*** MATERIAL ***

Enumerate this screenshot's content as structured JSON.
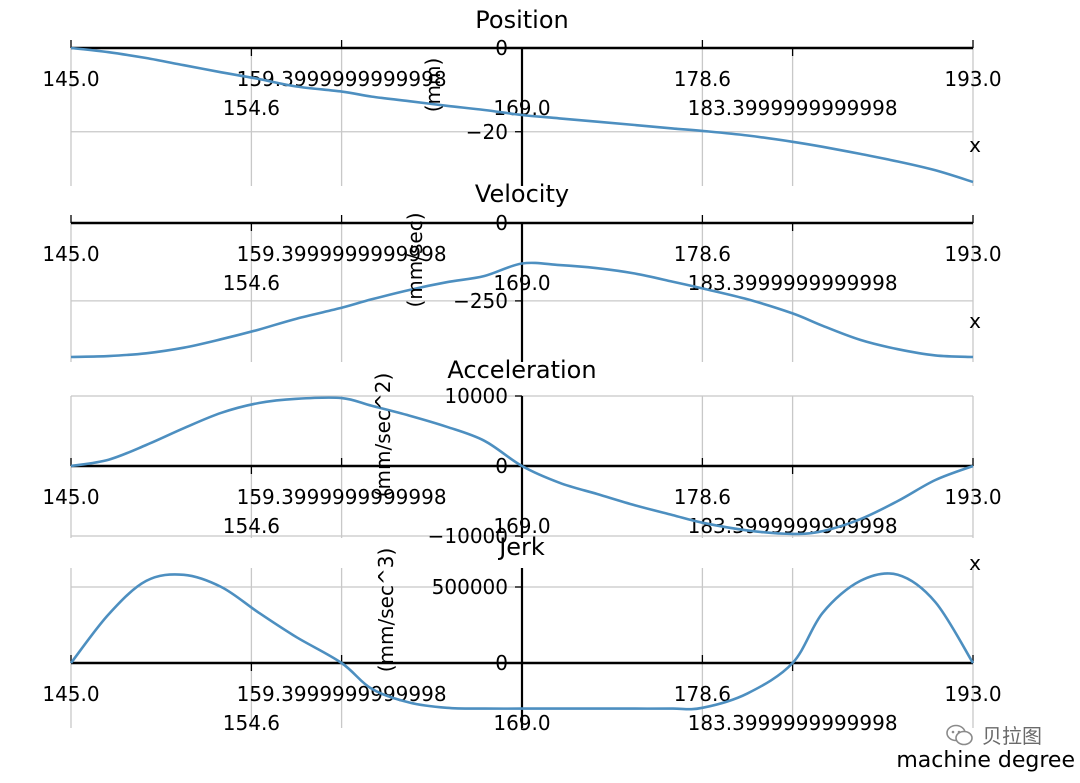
{
  "figure": {
    "xlabel": "machine degree",
    "watermark": "贝拉图"
  },
  "chart_data": [
    {
      "type": "line",
      "title": "Position",
      "ylabel": "(mm)",
      "xaxis_label": "x",
      "xlim": [
        145.0,
        193.0
      ],
      "ylim": [
        -32,
        0
      ],
      "yticks": [
        0,
        -20
      ],
      "ytick_labels": [
        "0",
        "−20"
      ],
      "x": [
        145,
        147,
        149,
        151,
        153,
        155,
        157,
        159.4,
        161,
        163,
        165,
        167,
        169,
        171,
        173,
        175,
        177,
        178.6,
        181,
        183.4,
        185,
        187,
        189,
        191,
        193
      ],
      "series": [
        {
          "values": [
            0,
            -1.0,
            -2.4,
            -4.1,
            -5.8,
            -7.4,
            -9.2,
            -10.4,
            -11.6,
            -12.7,
            -13.8,
            -14.8,
            -16.0,
            -16.8,
            -17.6,
            -18.4,
            -19.2,
            -19.8,
            -20.9,
            -22.4,
            -23.6,
            -25.3,
            -27.1,
            -29.2,
            -32.0
          ]
        }
      ]
    },
    {
      "type": "line",
      "title": "Velocity",
      "ylabel": "(mm/sec)",
      "xaxis_label": "x",
      "xlim": [
        145.0,
        193.0
      ],
      "ylim": [
        -430,
        0
      ],
      "yticks": [
        0,
        -250
      ],
      "ytick_labels": [
        "0",
        "−250"
      ],
      "x": [
        145,
        147,
        149,
        151,
        153,
        155,
        157,
        159.4,
        161,
        163,
        165,
        167,
        169,
        171,
        173,
        175,
        177,
        178.6,
        181,
        183.4,
        185,
        187,
        189,
        191,
        193
      ],
      "series": [
        {
          "values": [
            -430,
            -427,
            -418,
            -400,
            -373,
            -342,
            -307,
            -272,
            -245,
            -215,
            -190,
            -170,
            -130,
            -135,
            -145,
            -162,
            -188,
            -210,
            -245,
            -290,
            -330,
            -375,
            -405,
            -425,
            -430
          ]
        }
      ]
    },
    {
      "type": "line",
      "title": "Acceleration",
      "ylabel": "(mm/sec^2)",
      "xaxis_label": "x",
      "xlim": [
        145.0,
        193.0
      ],
      "ylim": [
        -10000,
        10000
      ],
      "yticks": [
        10000,
        0,
        -10000
      ],
      "ytick_labels": [
        "10000",
        "0",
        "−10000"
      ],
      "x": [
        145,
        147,
        149,
        151,
        153,
        155,
        157,
        159.4,
        161,
        163,
        165,
        167,
        169,
        171,
        173,
        175,
        177,
        178.6,
        181,
        183.4,
        185,
        187,
        189,
        191,
        193
      ],
      "series": [
        {
          "values": [
            0,
            900,
            3000,
            5400,
            7600,
            9000,
            9600,
            9700,
            8600,
            7200,
            5600,
            3600,
            0,
            -2400,
            -4000,
            -5600,
            -7000,
            -8100,
            -9200,
            -9700,
            -9300,
            -7600,
            -5000,
            -2000,
            0
          ]
        }
      ]
    },
    {
      "type": "line",
      "title": "Jerk",
      "ylabel": "(mm/sec^3)",
      "xaxis_label": "x",
      "xlim": [
        145.0,
        193.0
      ],
      "ylim": [
        -300000,
        600000
      ],
      "yticks": [
        500000,
        0
      ],
      "ytick_labels": [
        "500000",
        "0"
      ],
      "x": [
        145,
        147,
        149,
        151,
        153,
        155,
        157,
        159.4,
        161,
        163,
        165,
        167,
        169,
        171,
        173,
        175,
        177,
        178.6,
        181,
        183.4,
        185,
        187,
        189,
        191,
        193
      ],
      "series": [
        {
          "values": [
            0,
            320000,
            540000,
            580000,
            500000,
            330000,
            170000,
            0,
            -170000,
            -260000,
            -295000,
            -300000,
            -300000,
            -300000,
            -300000,
            -300000,
            -300000,
            -295000,
            -200000,
            0,
            330000,
            540000,
            580000,
            400000,
            0
          ]
        }
      ]
    }
  ],
  "shared_xticks": {
    "row1_values": [
      145.0,
      159.4,
      178.6,
      193.0
    ],
    "row1_labels": [
      "145.0",
      "159.3999999999998",
      "178.6",
      "193.0"
    ],
    "row2_values": [
      154.6,
      169.0,
      183.4
    ],
    "row2_labels": [
      "154.6",
      "169.0",
      "183.3999999999998"
    ]
  }
}
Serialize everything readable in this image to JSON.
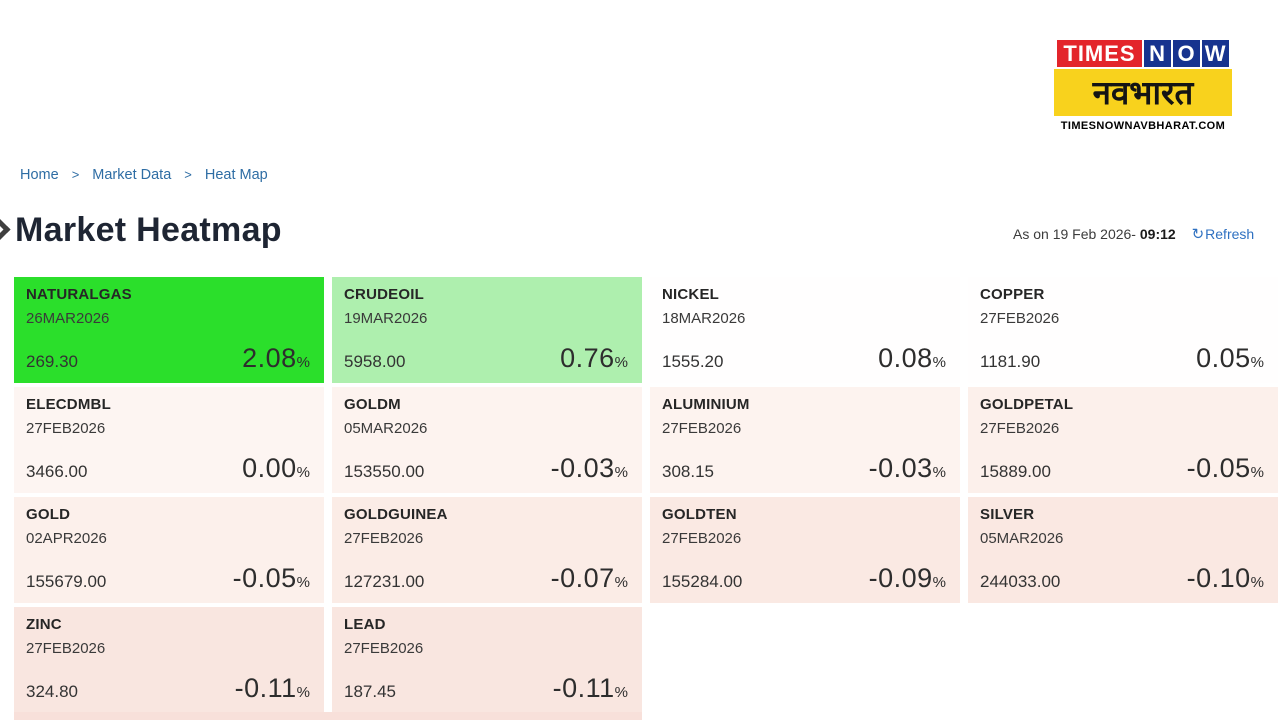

***

**STATED PROBLEM**.
Search the entries for the word "this", then gather every line that has it.

**FINAL ANSWER**.
Enumerate this screenshot's content as structured JSON.
Serialize everything readable in this image to JSON.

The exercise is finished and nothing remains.